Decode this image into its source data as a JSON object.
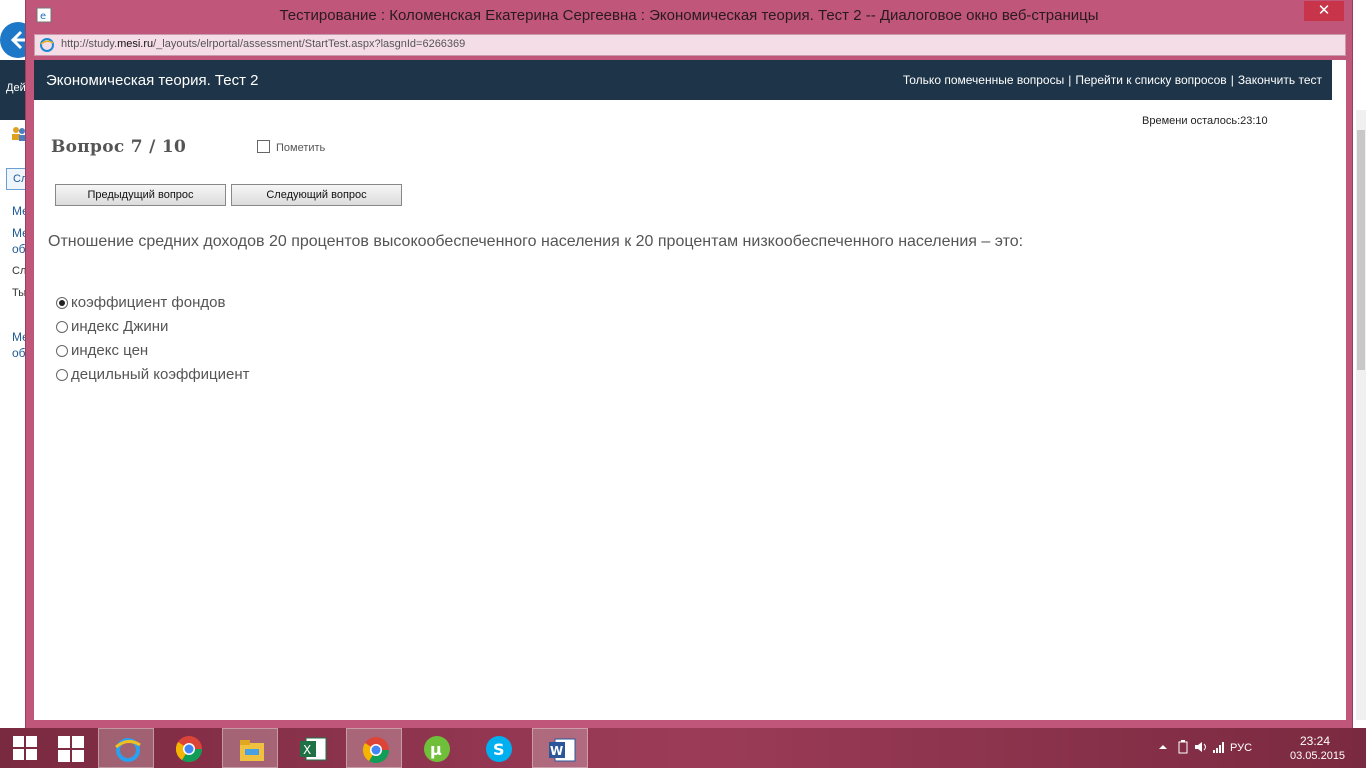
{
  "background_page": {
    "nav_text": "Дей",
    "tab_label": "Сл",
    "links": [
      "Ме",
      "Ме",
      "об",
      "Ме",
      "об"
    ],
    "texts": [
      "Сл",
      "Ты"
    ]
  },
  "dialog": {
    "title": "Тестирование : Коломенская Екатерина Сергеевна : Экономическая теория. Тест 2 -- Диалоговое окно веб-страницы",
    "close_label": "✕",
    "address": {
      "prefix": "http://study.",
      "domain": "mesi.ru",
      "suffix": "/_layouts/elrportal/assessment/StartTest.aspx?lasgnId=6266369"
    }
  },
  "header": {
    "title": "Экономическая теория. Тест 2",
    "links": {
      "marked_only": "Только помеченные вопросы",
      "question_list": "Перейти к списку вопросов",
      "finish": "Закончить тест",
      "separator": "|"
    }
  },
  "timer": "Времени осталось:23:10",
  "question": {
    "number_label": "Вопрос 7 / 10",
    "mark_label": "Пометить",
    "prev_button": "Предыдущий вопрос",
    "next_button": "Следующий вопрос",
    "text": "Отношение средних доходов 20 процентов высокообеспеченного населения к 20 процентам низкообеспеченного населения – это:",
    "answers": [
      {
        "label": "коэффициент фондов",
        "selected": true
      },
      {
        "label": "индекс Джини",
        "selected": false
      },
      {
        "label": "индекс цен",
        "selected": false
      },
      {
        "label": "децильный коэффициент",
        "selected": false
      }
    ]
  },
  "taskbar": {
    "apps": [
      "start-icon",
      "ie-icon",
      "chrome-icon",
      "file-explorer-icon",
      "excel-icon",
      "chrome-icon",
      "utorrent-icon",
      "skype-icon",
      "word-icon"
    ],
    "language": "РУС",
    "time": "23:24",
    "date": "03.05.2015"
  }
}
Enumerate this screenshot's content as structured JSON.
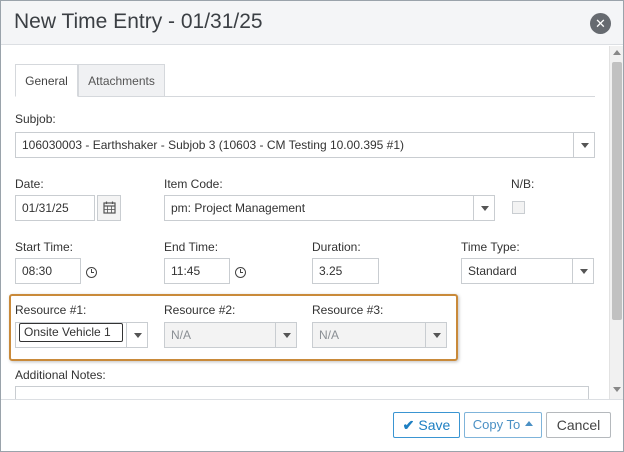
{
  "dialog": {
    "title": "New Time Entry - 01/31/25"
  },
  "tabs": [
    {
      "label": "General",
      "active": true
    },
    {
      "label": "Attachments",
      "active": false
    }
  ],
  "form": {
    "subjob": {
      "label": "Subjob:",
      "value": "106030003 - Earthshaker - Subjob 3 (10603 - CM Testing 10.00.395 #1)"
    },
    "date": {
      "label": "Date:",
      "value": "01/31/25"
    },
    "item_code": {
      "label": "Item Code:",
      "value": "pm: Project Management"
    },
    "nb": {
      "label": "N/B:",
      "checked": false
    },
    "start_time": {
      "label": "Start Time:",
      "value": "08:30"
    },
    "end_time": {
      "label": "End Time:",
      "value": "11:45"
    },
    "duration": {
      "label": "Duration:",
      "value": "3.25"
    },
    "time_type": {
      "label": "Time Type:",
      "value": "Standard"
    },
    "resource1": {
      "label": "Resource #1:",
      "value": "Onsite Vehicle 1"
    },
    "resource2": {
      "label": "Resource #2:",
      "value": "N/A"
    },
    "resource3": {
      "label": "Resource #3:",
      "value": "N/A"
    },
    "additional_notes": {
      "label": "Additional Notes:",
      "value": ""
    }
  },
  "footer": {
    "save_label": "Save",
    "copy_label": "Copy To",
    "cancel_label": "Cancel"
  },
  "colors": {
    "highlight_border": "#c98a3a",
    "primary": "#1d7fc2"
  },
  "icons": [
    "close-icon",
    "calendar-icon",
    "clock-icon",
    "chevron-down-icon",
    "check-icon",
    "caret-up-icon"
  ]
}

· · ·

Using the records above, copy each line that contains "title".

    "title": "Тестирование : Коломенская Екатерина Сергеевна : Экономическая теория. Тест 2 -- Диалоговое окно веб-страницы",
    "title": "Экономическая теория. Тест 2",
    "title": "New Time Entry - 01/31/25"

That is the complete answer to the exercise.